### Written problem
Take the data below and repeat it exactly.

Saved entries
..........

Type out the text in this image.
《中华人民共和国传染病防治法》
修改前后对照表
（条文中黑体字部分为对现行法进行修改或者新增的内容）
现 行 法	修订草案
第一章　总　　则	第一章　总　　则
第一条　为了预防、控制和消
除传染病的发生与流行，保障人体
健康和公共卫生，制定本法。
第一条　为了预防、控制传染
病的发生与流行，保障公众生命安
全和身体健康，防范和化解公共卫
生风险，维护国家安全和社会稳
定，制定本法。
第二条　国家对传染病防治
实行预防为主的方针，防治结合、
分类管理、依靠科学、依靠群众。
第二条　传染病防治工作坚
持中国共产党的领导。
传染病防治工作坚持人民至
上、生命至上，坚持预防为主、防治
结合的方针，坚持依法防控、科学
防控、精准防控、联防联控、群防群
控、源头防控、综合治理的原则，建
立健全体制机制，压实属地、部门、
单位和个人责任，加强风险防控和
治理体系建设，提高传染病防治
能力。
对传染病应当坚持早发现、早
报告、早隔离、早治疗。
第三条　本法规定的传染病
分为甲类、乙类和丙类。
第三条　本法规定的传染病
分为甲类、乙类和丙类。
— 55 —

..........

### Output for this exercise
Type out the text in this image.
《中华人民共和国传染病防治法》
修改前后对照表
（条文中黑体字部分为对现行法进行修改或者新增的内容）
现 行 法	修订草案
第一章　总　　则	第一章　总　　则
第一条　为了预防、控制和消
除传染病的发生与流行，保障人体
健康和公共卫生，制定本法。
第一条　为了预防、控制传染
病的发生与流行，保障公众生命安
全和身体健康，防范和化解公共卫
生风险，维护国家安全和社会稳
定，制定本法。
第二条　国家对传染病防治
实行预防为主的方针，防治结合、
分类管理、依靠科学、依靠群众。
第二条　传染病防治工作坚
持中国共产党的领导。
传染病防治工作坚持人民至
上、生命至上，坚持预防为主、防治
结合的方针，坚持依法防控、科学
防控、精准防控、联防联控、群防群
控、源头防控、综合治理的原则，建
立健全体制机制，压实属地、部门、
单位和个人责任，加强风险防控和
治理体系建设，提高传染病防治
能力。
对传染病应当坚持早发现、早
报告、早隔离、早治疗。
第三条　本法规定的传染病
分为甲类、乙类和丙类。
第三条　本法规定的传染病
分为甲类、乙类和丙类。
— 55 —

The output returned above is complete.